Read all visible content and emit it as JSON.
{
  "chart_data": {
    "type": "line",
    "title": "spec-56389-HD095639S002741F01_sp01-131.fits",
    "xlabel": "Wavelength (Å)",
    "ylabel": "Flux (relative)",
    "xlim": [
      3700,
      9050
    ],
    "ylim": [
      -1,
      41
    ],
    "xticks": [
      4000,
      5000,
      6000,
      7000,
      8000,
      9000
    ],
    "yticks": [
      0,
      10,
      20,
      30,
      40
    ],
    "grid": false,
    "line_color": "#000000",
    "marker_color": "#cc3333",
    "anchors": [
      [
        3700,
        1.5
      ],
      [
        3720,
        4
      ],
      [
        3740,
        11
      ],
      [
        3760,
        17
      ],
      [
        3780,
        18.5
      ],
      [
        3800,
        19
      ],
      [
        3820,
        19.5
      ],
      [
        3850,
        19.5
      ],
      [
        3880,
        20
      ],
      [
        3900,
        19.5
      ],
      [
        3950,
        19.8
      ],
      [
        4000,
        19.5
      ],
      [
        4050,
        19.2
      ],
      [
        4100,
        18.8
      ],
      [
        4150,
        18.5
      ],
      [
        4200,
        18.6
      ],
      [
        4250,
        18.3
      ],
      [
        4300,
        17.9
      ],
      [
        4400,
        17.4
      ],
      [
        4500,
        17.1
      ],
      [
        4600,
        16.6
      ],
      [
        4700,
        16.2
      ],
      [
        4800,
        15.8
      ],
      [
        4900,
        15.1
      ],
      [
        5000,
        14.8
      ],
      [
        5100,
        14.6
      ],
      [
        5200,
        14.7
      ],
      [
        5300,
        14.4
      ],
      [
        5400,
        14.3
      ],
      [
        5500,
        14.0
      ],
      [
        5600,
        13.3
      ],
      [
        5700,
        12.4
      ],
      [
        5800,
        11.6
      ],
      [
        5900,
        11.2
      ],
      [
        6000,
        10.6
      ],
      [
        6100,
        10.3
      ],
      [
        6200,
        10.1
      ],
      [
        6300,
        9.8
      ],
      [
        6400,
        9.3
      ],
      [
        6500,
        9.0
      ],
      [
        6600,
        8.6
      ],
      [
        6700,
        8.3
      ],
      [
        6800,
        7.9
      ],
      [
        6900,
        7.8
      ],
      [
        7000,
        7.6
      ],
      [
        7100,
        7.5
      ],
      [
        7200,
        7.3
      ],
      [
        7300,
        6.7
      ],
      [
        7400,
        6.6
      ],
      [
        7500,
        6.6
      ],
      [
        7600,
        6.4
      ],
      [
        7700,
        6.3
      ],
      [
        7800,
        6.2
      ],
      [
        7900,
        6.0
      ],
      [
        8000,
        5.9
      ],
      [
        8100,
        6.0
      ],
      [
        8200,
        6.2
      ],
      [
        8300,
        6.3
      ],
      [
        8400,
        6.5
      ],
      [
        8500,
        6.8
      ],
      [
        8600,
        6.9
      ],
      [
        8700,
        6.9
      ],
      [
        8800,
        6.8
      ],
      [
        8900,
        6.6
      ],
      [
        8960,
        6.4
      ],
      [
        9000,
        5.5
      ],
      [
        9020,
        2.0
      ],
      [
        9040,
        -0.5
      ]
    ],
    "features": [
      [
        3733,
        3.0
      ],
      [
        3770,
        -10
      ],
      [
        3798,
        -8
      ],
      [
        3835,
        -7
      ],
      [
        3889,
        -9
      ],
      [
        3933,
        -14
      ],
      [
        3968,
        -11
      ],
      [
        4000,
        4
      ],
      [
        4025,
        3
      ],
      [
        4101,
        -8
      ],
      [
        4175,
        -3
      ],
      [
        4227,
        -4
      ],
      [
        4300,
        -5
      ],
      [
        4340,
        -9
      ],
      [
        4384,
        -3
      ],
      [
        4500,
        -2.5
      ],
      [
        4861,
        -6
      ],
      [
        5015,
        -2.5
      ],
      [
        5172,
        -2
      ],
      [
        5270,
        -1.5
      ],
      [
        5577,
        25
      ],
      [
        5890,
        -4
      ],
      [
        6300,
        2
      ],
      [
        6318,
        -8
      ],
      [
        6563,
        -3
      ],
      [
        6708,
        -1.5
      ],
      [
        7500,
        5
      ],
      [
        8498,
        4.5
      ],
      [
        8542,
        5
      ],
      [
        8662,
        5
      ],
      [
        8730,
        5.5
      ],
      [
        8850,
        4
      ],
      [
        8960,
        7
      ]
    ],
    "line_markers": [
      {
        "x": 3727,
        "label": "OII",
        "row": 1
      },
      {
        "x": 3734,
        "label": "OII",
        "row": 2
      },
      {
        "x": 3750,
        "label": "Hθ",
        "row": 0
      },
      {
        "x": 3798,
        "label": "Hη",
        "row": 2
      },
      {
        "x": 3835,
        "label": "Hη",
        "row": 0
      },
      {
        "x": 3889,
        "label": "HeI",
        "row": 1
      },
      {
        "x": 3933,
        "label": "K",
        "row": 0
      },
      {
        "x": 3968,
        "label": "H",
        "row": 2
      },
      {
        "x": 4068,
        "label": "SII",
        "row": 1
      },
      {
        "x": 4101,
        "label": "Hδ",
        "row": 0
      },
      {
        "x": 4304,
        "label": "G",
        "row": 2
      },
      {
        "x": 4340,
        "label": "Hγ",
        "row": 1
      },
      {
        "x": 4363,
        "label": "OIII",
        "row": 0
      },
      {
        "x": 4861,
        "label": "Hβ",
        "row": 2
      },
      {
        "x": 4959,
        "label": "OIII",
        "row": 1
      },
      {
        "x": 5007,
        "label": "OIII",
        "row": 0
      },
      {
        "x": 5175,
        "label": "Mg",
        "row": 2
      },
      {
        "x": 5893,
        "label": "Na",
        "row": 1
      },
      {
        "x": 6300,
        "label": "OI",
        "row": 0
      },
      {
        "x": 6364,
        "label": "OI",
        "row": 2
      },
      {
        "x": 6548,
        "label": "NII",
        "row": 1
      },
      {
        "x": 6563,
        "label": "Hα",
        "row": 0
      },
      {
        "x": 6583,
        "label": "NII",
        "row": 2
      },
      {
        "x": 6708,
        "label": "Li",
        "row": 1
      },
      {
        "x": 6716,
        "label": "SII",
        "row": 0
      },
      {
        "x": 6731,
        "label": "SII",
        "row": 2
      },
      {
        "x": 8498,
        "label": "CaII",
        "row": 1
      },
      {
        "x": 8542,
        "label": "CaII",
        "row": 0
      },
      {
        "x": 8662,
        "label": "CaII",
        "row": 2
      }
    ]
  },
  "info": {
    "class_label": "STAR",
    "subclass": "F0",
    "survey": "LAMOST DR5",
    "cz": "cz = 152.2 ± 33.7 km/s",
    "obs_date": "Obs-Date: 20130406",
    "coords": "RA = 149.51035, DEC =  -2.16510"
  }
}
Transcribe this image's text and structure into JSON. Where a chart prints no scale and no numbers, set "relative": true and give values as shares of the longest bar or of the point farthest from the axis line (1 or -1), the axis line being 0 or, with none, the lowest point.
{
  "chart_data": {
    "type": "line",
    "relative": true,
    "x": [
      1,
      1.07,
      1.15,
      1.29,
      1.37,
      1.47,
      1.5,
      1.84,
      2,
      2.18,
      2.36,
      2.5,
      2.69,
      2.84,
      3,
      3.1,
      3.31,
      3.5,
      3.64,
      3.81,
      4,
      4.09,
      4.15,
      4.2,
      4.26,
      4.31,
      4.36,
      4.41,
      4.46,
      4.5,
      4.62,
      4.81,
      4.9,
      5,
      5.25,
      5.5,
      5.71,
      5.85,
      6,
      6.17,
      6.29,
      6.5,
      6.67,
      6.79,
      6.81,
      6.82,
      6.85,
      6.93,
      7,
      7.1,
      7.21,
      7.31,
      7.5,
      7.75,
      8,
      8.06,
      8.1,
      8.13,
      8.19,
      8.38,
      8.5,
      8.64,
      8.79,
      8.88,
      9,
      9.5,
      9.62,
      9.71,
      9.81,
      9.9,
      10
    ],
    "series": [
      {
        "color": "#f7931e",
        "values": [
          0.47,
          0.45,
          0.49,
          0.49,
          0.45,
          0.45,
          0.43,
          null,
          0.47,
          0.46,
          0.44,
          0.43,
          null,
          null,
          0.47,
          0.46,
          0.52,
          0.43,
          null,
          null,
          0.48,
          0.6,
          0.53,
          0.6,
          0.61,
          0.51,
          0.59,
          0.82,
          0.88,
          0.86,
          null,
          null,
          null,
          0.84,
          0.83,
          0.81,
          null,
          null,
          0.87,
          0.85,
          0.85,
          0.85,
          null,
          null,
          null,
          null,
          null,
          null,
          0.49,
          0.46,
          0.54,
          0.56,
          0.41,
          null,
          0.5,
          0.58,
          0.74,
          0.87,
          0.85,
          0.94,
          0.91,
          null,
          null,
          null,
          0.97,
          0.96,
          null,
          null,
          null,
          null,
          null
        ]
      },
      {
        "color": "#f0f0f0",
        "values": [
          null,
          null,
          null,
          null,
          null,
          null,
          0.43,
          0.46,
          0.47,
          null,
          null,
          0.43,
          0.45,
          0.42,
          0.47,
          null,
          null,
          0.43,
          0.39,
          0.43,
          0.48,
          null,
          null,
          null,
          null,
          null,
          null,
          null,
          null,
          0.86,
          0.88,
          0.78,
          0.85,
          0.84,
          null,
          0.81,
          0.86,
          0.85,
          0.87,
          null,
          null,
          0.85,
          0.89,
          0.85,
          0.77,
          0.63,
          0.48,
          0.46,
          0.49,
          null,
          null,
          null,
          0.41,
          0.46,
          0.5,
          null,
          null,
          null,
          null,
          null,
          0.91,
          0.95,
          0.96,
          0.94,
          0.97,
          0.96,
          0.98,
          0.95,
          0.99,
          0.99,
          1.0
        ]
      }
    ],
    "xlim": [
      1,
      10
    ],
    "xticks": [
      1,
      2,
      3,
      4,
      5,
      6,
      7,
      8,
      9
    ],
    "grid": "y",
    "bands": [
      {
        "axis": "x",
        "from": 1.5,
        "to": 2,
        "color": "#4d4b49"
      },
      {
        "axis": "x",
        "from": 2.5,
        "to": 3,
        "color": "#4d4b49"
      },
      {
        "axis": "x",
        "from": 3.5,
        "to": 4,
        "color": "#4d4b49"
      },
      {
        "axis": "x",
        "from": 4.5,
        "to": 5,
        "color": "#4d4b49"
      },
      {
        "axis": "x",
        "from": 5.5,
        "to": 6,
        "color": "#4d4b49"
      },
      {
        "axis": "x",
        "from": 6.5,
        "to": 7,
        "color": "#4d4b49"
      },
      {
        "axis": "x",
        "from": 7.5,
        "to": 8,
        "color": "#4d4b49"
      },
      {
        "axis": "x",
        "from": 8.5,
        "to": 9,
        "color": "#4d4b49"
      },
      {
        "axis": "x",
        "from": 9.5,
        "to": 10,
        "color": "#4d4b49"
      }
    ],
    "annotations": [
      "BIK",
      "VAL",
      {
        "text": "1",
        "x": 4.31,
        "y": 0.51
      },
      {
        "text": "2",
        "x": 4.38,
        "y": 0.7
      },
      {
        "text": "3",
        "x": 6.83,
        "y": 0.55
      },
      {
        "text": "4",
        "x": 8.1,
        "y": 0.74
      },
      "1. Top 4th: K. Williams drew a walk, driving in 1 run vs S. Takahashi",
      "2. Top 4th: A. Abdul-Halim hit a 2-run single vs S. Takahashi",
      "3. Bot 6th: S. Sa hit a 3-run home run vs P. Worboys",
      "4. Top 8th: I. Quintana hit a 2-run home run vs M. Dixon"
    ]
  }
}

### Task requirements
Where a line of the material above holds the string "JSON", copy that line.

### Correct result
Read all visible content and emit it as JSON.
Transcribe this image's text and structure into JSON. Where a chart prints no scale and no numbers, set "relative": true and give values as shares of the longest bar or of the point farthest from the axis line (1 or -1), the axis line being 0 or, with none, the lowest point.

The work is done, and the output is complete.